Check every line of the entries below for the word "Country", and copy the ones that have it.

— Begin EXTRACTED RECORDS —

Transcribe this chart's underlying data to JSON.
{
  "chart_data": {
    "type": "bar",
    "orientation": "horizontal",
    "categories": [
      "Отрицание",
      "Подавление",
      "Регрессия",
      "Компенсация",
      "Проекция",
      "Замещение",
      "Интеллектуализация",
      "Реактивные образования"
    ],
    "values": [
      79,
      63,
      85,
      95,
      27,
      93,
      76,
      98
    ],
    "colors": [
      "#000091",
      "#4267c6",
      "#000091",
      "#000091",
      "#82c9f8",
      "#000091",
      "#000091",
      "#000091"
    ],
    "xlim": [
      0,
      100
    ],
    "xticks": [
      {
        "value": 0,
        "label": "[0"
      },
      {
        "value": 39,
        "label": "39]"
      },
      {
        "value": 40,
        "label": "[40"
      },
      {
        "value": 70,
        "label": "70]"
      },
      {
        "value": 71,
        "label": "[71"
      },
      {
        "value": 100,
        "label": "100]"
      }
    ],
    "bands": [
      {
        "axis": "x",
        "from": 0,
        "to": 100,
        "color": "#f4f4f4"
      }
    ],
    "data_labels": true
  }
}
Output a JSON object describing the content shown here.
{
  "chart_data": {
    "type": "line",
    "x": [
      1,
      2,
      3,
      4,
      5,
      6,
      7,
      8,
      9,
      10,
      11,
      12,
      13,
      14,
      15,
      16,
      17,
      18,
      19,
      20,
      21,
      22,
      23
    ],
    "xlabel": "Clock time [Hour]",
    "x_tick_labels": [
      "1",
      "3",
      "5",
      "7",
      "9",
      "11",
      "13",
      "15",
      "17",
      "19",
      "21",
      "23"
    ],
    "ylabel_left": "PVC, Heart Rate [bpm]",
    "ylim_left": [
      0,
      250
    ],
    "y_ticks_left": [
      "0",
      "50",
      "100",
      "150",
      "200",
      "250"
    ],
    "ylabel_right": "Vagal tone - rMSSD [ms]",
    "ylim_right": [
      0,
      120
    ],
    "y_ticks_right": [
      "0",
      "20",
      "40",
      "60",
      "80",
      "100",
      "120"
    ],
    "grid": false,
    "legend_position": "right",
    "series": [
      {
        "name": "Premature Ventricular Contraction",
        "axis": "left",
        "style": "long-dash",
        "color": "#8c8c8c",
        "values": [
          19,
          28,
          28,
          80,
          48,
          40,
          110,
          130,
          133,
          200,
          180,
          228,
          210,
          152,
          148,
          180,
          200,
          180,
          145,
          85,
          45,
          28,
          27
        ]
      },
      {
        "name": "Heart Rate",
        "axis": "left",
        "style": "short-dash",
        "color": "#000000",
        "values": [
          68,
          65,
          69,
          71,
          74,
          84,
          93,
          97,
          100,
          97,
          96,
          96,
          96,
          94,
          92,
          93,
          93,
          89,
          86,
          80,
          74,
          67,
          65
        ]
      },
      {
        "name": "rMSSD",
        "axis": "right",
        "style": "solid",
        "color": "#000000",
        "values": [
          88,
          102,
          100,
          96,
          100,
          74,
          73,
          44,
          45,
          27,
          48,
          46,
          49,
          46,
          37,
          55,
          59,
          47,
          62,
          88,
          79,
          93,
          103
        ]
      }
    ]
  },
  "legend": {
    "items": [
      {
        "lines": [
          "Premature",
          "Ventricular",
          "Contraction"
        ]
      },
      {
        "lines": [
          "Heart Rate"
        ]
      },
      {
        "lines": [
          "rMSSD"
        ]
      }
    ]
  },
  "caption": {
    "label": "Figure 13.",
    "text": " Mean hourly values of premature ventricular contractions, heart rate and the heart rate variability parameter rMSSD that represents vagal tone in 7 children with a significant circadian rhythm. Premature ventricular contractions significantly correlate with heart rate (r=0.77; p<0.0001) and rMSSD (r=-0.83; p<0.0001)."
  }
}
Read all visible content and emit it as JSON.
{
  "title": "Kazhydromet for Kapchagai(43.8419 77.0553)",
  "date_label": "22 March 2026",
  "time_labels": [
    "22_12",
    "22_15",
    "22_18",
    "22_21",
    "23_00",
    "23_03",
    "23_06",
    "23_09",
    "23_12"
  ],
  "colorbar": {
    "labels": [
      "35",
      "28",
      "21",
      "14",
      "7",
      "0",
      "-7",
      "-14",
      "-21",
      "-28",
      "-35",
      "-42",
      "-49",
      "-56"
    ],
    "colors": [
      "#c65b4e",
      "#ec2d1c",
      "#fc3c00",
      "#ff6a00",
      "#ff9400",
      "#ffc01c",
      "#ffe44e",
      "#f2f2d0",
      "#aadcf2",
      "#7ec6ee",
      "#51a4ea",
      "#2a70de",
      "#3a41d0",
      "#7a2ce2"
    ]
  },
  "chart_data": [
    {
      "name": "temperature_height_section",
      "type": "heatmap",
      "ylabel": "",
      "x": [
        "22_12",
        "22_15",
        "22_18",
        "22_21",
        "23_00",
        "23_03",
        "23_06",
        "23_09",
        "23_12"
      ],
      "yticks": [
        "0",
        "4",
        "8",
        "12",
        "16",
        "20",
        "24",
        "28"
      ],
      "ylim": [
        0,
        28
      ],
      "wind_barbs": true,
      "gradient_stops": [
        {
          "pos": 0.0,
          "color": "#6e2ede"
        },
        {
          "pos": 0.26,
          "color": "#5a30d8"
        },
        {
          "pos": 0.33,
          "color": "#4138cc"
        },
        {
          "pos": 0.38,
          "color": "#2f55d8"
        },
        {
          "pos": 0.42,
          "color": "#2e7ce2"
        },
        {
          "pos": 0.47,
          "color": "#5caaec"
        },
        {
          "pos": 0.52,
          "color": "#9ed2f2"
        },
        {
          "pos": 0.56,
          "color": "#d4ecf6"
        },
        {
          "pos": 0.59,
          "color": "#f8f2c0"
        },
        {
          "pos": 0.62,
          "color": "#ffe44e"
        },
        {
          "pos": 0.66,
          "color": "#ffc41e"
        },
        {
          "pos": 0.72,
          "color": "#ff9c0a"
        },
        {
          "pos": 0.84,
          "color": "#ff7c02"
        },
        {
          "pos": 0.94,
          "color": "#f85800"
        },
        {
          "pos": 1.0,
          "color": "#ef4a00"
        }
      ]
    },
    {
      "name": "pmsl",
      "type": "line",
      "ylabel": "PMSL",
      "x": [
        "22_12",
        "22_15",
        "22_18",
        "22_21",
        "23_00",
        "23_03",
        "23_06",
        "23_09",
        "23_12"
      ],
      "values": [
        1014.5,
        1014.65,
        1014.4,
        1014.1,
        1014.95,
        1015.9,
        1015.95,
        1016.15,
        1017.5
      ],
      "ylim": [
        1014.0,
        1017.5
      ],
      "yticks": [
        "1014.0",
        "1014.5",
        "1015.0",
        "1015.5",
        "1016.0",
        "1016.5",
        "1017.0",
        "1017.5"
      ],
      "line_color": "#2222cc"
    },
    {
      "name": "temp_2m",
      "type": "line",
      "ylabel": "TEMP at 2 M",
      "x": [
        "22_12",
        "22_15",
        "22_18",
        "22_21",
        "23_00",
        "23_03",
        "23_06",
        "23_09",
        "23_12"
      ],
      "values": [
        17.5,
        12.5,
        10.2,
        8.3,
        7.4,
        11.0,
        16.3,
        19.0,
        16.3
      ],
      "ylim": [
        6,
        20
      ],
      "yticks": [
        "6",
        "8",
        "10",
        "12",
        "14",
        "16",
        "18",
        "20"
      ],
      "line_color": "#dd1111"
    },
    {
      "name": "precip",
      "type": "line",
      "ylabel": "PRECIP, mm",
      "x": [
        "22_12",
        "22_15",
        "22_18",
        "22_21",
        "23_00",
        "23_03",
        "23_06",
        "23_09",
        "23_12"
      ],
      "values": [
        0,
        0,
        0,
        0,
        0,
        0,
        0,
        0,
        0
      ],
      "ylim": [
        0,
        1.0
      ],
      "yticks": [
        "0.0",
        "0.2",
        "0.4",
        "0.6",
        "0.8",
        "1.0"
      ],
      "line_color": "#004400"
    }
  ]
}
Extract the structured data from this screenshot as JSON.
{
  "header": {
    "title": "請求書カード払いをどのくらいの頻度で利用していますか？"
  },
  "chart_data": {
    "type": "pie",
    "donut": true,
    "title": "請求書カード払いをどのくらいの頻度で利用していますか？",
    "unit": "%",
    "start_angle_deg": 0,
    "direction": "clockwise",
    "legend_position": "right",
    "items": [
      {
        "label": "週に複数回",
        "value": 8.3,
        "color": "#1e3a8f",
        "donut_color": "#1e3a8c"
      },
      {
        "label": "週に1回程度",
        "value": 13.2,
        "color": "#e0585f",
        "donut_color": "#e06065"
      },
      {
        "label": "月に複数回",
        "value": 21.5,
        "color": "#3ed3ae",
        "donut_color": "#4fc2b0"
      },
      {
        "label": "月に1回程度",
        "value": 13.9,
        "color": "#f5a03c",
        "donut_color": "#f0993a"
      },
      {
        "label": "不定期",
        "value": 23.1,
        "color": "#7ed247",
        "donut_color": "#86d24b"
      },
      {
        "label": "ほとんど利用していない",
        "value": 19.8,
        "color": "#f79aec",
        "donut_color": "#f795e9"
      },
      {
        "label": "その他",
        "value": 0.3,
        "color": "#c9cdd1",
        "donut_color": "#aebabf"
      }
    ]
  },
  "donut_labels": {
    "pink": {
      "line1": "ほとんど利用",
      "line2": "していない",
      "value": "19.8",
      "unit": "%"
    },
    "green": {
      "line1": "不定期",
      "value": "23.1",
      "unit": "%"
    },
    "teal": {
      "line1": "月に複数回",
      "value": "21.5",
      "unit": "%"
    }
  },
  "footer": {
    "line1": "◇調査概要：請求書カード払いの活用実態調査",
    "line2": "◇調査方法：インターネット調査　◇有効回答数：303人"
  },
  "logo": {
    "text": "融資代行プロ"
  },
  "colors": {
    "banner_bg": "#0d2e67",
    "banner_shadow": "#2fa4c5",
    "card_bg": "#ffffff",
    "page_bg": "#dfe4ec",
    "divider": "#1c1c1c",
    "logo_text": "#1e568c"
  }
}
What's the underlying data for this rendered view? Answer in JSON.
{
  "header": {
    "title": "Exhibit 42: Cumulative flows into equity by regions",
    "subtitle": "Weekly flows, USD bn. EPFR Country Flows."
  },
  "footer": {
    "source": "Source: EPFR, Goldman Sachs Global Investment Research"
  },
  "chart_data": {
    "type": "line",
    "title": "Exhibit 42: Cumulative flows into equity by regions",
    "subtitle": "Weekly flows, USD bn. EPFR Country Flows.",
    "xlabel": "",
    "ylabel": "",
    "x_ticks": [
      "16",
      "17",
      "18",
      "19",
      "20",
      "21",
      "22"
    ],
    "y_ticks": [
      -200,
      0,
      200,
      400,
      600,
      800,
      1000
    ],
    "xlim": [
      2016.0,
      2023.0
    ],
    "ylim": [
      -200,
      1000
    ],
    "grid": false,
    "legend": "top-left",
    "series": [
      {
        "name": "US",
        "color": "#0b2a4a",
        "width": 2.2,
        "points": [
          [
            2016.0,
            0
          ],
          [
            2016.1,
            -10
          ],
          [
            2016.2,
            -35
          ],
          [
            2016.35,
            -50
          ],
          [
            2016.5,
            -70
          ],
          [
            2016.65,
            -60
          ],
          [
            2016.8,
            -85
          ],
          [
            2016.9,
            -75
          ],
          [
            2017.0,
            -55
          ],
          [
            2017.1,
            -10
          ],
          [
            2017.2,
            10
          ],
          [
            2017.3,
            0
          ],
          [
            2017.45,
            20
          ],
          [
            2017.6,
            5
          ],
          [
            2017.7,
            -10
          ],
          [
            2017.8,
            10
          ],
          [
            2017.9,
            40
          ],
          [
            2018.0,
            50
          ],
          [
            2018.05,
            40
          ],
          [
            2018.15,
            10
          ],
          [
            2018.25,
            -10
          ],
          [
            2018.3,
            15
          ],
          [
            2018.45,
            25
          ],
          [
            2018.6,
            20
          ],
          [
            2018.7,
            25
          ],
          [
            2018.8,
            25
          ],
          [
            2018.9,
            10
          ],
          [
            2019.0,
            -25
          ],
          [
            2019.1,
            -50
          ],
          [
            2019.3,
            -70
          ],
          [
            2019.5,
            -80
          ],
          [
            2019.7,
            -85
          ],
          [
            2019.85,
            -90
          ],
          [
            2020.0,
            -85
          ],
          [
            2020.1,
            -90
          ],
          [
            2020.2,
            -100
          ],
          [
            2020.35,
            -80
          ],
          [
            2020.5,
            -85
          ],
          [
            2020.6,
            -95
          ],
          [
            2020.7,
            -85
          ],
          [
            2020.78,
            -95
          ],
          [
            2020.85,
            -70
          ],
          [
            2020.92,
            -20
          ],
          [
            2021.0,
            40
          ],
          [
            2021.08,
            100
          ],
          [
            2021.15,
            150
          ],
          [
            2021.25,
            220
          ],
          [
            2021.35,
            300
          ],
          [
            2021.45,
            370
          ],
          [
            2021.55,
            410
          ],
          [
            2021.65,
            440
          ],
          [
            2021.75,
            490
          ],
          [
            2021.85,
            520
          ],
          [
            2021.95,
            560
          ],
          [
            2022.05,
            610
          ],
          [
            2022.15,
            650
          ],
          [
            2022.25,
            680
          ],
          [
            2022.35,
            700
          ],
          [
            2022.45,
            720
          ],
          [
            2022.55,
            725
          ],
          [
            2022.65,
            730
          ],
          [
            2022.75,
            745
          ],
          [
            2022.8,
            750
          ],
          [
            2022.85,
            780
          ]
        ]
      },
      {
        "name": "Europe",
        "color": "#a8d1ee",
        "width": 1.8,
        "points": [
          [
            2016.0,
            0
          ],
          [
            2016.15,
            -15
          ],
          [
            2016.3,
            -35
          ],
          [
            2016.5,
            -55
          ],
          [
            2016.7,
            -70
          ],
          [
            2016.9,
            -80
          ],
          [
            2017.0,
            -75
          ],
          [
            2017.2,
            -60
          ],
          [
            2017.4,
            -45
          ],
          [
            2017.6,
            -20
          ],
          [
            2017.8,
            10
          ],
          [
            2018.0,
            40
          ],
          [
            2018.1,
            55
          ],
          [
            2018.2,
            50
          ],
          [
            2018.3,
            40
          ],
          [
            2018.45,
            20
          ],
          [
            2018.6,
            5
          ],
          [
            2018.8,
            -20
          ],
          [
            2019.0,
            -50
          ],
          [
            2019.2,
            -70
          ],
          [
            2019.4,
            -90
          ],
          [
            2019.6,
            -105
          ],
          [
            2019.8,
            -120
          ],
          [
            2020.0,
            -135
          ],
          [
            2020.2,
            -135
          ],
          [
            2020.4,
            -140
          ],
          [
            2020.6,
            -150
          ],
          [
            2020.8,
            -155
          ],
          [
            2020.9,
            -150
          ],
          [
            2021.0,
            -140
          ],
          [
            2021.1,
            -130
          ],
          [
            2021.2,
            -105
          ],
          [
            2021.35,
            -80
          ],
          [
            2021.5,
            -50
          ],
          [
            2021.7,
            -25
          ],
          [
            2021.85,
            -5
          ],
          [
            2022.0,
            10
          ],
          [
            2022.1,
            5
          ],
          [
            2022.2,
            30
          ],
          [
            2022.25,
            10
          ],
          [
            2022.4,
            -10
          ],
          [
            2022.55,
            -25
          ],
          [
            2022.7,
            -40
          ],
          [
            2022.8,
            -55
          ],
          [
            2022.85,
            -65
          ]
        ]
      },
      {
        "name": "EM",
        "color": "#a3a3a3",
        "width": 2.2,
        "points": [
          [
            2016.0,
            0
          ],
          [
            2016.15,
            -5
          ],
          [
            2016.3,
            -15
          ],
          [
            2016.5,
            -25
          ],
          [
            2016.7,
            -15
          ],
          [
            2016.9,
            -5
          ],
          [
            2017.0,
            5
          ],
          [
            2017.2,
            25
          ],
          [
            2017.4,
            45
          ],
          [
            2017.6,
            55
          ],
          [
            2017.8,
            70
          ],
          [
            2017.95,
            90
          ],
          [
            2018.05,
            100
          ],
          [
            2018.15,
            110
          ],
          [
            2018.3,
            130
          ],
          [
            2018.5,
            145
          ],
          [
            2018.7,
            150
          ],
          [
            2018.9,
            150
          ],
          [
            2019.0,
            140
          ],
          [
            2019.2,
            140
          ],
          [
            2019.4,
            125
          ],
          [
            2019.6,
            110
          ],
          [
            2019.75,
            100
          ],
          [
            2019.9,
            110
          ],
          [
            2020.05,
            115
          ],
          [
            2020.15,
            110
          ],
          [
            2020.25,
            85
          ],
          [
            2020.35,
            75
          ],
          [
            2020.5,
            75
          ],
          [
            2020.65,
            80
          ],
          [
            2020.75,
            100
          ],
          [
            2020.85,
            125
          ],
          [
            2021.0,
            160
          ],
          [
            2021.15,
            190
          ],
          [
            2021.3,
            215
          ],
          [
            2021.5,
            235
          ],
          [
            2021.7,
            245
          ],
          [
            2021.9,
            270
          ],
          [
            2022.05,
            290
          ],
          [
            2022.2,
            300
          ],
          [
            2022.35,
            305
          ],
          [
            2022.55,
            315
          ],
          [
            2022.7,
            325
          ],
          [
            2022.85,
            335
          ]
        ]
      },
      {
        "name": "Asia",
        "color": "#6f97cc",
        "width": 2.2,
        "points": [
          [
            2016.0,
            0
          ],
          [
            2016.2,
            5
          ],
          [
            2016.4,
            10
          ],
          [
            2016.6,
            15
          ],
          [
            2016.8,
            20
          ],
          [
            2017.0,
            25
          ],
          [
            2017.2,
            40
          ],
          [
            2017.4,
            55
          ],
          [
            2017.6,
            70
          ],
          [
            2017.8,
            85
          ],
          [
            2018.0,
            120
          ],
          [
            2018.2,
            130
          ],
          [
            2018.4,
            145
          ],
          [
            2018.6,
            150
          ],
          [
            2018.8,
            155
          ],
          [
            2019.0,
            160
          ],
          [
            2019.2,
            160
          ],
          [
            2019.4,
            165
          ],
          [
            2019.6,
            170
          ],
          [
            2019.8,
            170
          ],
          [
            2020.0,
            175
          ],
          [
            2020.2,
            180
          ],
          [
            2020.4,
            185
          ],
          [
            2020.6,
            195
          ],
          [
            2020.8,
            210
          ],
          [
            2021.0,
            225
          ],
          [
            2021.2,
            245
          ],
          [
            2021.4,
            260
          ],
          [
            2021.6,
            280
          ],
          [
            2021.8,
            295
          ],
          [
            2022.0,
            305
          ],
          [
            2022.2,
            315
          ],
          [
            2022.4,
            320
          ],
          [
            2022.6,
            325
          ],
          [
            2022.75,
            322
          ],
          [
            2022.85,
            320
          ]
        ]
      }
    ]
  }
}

— End EXTRACTED RECORDS —

[OUTPUT FOR THIS TASK]
    "subtitle": "Weekly flows, USD bn. EPFR Country Flows."
    "subtitle": "Weekly flows, USD bn. EPFR Country Flows.",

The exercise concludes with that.